Collected data entries:
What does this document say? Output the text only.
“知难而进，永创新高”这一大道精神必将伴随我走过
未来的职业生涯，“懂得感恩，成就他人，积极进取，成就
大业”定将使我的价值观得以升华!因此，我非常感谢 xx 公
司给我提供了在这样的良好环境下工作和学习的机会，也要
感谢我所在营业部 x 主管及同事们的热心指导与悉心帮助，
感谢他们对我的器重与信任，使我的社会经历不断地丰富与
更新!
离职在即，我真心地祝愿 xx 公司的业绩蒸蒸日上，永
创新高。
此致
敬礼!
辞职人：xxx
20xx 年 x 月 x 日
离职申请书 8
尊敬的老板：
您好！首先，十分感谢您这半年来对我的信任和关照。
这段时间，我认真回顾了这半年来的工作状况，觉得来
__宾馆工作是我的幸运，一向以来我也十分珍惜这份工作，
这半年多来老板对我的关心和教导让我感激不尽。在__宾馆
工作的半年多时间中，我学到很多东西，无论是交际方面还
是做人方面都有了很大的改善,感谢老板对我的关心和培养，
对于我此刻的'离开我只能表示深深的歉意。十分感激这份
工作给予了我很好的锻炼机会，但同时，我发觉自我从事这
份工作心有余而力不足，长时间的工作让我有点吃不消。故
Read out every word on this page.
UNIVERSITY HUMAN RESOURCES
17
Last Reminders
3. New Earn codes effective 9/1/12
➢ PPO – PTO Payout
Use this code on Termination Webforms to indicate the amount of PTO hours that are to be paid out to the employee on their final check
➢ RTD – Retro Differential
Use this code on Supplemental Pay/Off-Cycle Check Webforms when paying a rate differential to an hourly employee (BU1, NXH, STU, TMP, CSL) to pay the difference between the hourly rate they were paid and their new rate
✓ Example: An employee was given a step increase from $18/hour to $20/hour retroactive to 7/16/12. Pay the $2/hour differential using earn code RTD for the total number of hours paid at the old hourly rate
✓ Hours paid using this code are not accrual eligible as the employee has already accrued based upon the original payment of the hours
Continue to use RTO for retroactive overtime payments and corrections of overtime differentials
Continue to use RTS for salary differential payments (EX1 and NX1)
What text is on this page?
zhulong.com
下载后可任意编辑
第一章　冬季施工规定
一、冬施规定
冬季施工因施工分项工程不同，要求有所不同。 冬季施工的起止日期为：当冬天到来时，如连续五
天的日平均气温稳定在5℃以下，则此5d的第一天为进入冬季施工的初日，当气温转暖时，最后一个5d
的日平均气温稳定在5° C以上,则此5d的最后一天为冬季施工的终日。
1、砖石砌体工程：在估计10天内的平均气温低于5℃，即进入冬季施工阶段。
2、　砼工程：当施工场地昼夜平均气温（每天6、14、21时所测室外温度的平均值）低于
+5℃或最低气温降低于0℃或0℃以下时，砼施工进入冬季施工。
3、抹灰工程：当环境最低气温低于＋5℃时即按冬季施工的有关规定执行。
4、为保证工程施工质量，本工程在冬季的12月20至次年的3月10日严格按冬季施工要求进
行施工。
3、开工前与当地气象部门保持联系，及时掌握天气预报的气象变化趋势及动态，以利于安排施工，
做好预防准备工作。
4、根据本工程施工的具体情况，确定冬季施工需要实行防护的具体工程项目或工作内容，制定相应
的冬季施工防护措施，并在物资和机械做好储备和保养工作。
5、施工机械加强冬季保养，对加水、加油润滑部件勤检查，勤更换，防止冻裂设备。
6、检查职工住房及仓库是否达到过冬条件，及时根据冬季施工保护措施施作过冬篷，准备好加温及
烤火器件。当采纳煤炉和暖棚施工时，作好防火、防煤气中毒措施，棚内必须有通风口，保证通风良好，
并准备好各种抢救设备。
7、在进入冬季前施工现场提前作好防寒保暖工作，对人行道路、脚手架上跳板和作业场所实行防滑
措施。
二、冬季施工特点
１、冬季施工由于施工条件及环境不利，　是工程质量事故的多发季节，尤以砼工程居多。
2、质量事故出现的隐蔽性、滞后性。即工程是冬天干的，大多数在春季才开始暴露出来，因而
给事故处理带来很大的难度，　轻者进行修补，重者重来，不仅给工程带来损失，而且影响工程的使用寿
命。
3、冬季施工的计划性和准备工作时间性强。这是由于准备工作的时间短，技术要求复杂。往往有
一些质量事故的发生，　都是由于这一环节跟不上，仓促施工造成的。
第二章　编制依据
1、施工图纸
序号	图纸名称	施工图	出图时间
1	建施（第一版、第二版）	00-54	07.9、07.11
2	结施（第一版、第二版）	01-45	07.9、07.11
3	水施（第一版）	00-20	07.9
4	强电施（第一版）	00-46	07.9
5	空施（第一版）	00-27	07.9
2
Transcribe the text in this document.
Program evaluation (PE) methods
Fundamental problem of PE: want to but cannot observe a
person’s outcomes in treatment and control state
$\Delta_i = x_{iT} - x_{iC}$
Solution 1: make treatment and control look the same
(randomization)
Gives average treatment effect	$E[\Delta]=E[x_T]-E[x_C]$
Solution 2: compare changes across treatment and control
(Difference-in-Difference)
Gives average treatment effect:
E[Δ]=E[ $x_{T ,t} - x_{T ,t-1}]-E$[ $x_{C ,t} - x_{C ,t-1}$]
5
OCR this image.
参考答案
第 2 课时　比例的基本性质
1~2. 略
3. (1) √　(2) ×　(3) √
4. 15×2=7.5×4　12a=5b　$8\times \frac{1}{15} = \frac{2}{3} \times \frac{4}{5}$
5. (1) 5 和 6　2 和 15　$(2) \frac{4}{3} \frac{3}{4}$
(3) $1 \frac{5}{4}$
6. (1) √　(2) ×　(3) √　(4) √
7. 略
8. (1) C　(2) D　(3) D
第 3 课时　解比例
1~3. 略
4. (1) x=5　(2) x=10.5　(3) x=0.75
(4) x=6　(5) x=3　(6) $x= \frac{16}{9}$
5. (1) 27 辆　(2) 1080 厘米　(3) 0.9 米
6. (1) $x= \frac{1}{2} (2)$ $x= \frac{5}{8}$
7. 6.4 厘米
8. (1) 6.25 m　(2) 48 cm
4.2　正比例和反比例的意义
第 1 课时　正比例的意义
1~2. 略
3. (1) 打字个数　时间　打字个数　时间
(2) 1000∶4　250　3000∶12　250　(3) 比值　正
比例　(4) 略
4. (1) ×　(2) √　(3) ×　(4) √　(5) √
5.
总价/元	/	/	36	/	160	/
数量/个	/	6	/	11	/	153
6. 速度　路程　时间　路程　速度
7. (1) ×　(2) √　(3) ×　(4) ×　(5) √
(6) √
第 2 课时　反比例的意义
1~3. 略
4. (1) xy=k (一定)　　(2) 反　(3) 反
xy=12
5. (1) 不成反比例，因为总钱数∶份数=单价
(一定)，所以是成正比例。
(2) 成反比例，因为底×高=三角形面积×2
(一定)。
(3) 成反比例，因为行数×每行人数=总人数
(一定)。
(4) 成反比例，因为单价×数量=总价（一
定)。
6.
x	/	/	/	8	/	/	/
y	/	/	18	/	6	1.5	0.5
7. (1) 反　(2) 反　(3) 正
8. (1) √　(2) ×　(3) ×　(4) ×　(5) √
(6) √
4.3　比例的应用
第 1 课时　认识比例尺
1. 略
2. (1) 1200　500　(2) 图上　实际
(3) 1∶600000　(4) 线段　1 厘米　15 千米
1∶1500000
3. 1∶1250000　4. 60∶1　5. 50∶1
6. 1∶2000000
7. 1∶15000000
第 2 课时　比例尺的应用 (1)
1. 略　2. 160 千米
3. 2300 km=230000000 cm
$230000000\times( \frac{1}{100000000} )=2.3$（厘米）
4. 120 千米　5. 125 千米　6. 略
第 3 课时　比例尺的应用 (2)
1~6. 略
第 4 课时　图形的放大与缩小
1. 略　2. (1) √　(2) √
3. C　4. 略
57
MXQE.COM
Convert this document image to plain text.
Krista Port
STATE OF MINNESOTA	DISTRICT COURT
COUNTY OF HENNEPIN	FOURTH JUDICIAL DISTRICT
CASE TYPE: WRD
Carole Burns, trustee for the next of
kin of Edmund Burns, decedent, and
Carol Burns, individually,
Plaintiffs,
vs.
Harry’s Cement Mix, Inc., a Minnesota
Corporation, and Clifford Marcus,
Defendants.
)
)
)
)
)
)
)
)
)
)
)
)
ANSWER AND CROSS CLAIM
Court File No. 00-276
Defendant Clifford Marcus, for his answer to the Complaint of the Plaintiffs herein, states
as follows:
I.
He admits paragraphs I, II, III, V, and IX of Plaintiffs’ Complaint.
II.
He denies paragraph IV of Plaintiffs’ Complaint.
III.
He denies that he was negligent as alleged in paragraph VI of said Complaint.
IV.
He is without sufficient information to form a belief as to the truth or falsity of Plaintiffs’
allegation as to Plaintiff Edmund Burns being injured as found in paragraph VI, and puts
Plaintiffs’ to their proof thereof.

Problem description: In the listing above, find each line with the word "Edmund" and copy it.

Full output:
kin of Edmund Burns, decedent, and
allegation as to Plaintiff Edmund Burns being injured as found in paragraph VI, and puts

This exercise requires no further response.